* Begin Source records *

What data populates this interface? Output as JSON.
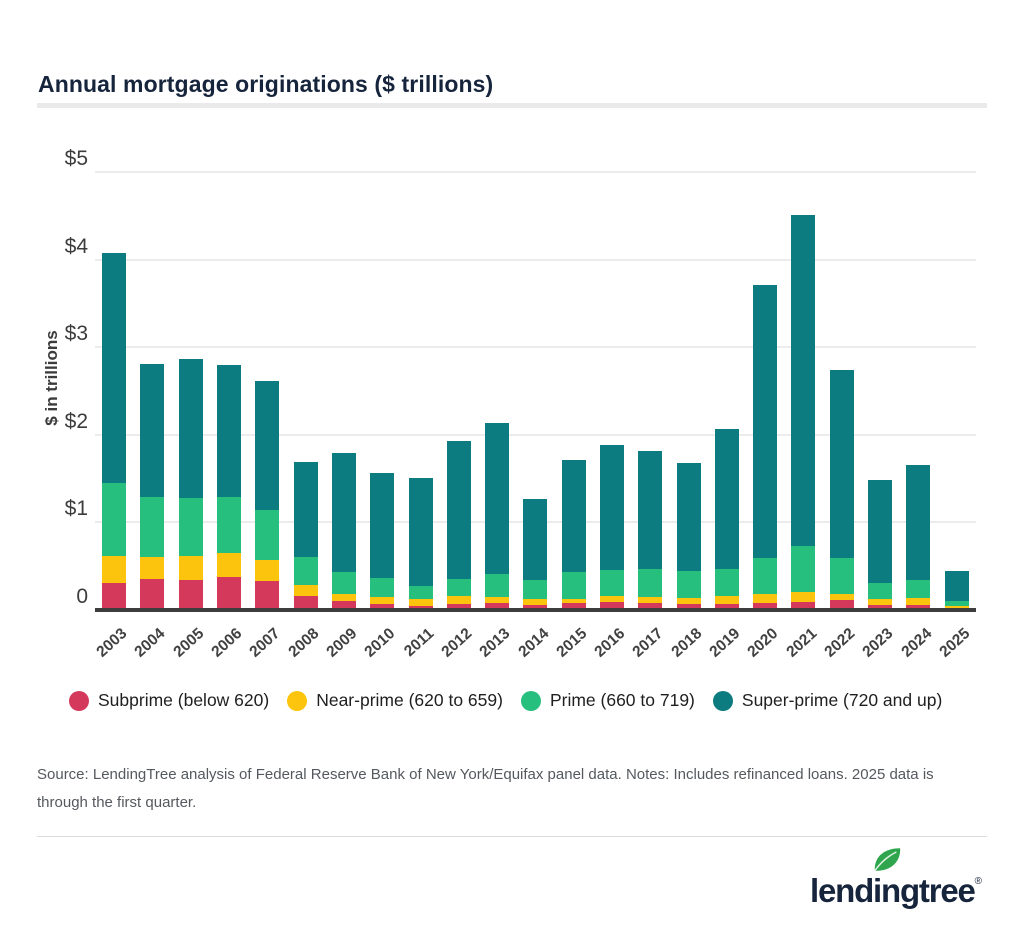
{
  "header": {
    "title": "Annual mortgage originations ($ trillions)"
  },
  "source": {
    "text": "Source: LendingTree analysis of Federal Reserve Bank of New York/Equifax panel data. Notes: Includes refinanced loans. 2025 data is through the first quarter."
  },
  "footer": {
    "logo_text": "lendingtree",
    "reg_mark": "®",
    "leaf_color": "#2fa64d"
  },
  "colors": {
    "subprime": "#d4395c",
    "near_prime": "#fdc40d",
    "prime": "#26bf7d",
    "super_prime": "#0d7c80",
    "title_navy": "#16243c",
    "axis": "#3d3d3d",
    "gridline": "#ececec",
    "divider": "#eaeaea",
    "source_text": "#55595e"
  },
  "chart_data": {
    "type": "bar",
    "stacked": true,
    "title": "Annual mortgage originations ($ trillions)",
    "xlabel": "",
    "ylabel": "$ in trillions",
    "ylim": [
      0,
      5
    ],
    "y_tick_labels": [
      "$5",
      "$4",
      "$3",
      "$2",
      "$1",
      "0"
    ],
    "grid": "horizontal",
    "legend_position": "bottom",
    "categories": [
      "2003",
      "2004",
      "2005",
      "2006",
      "2007",
      "2008",
      "2009",
      "2010",
      "2011",
      "2012",
      "2013",
      "2014",
      "2015",
      "2016",
      "2017",
      "2018",
      "2019",
      "2020",
      "2021",
      "2022",
      "2023",
      "2024",
      "2025"
    ],
    "series": [
      {
        "key": "subprime",
        "name": "Subprime (below 620)",
        "color": "#d4395c",
        "values": [
          0.3,
          0.34,
          0.33,
          0.37,
          0.32,
          0.15,
          0.09,
          0.06,
          0.04,
          0.06,
          0.07,
          0.05,
          0.07,
          0.08,
          0.07,
          0.06,
          0.06,
          0.07,
          0.08,
          0.1,
          0.05,
          0.05,
          0.01
        ]
      },
      {
        "key": "near_prime",
        "name": "Near-prime (620 to 659)",
        "color": "#fdc40d",
        "values": [
          0.31,
          0.25,
          0.27,
          0.27,
          0.24,
          0.13,
          0.08,
          0.08,
          0.07,
          0.09,
          0.07,
          0.06,
          0.05,
          0.07,
          0.07,
          0.07,
          0.09,
          0.1,
          0.12,
          0.07,
          0.06,
          0.08,
          0.02
        ]
      },
      {
        "key": "prime",
        "name": "Prime (660 to 719)",
        "color": "#26bf7d",
        "values": [
          0.83,
          0.69,
          0.67,
          0.64,
          0.57,
          0.31,
          0.25,
          0.21,
          0.15,
          0.19,
          0.26,
          0.22,
          0.3,
          0.3,
          0.32,
          0.3,
          0.31,
          0.41,
          0.52,
          0.41,
          0.19,
          0.2,
          0.06
        ]
      },
      {
        "key": "super_prime",
        "name": "Super-prime (720 and up)",
        "color": "#0d7c80",
        "values": [
          2.62,
          1.52,
          1.58,
          1.5,
          1.48,
          1.09,
          1.36,
          1.2,
          1.24,
          1.58,
          1.72,
          0.92,
          1.28,
          1.42,
          1.35,
          1.24,
          1.59,
          3.12,
          3.78,
          2.15,
          1.17,
          1.32,
          0.34
        ]
      }
    ],
    "totals": [
      4.06,
      2.8,
      2.85,
      2.78,
      2.61,
      1.68,
      1.78,
      1.55,
      1.5,
      1.92,
      2.12,
      1.25,
      1.7,
      1.87,
      1.81,
      1.67,
      2.05,
      3.7,
      4.5,
      2.73,
      1.47,
      1.65,
      0.43
    ]
  }
}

* End Source records *

What you need to do:
In the listing above, how many lines hold the word "Annual"? Give the number and nothing more.

Task output:
2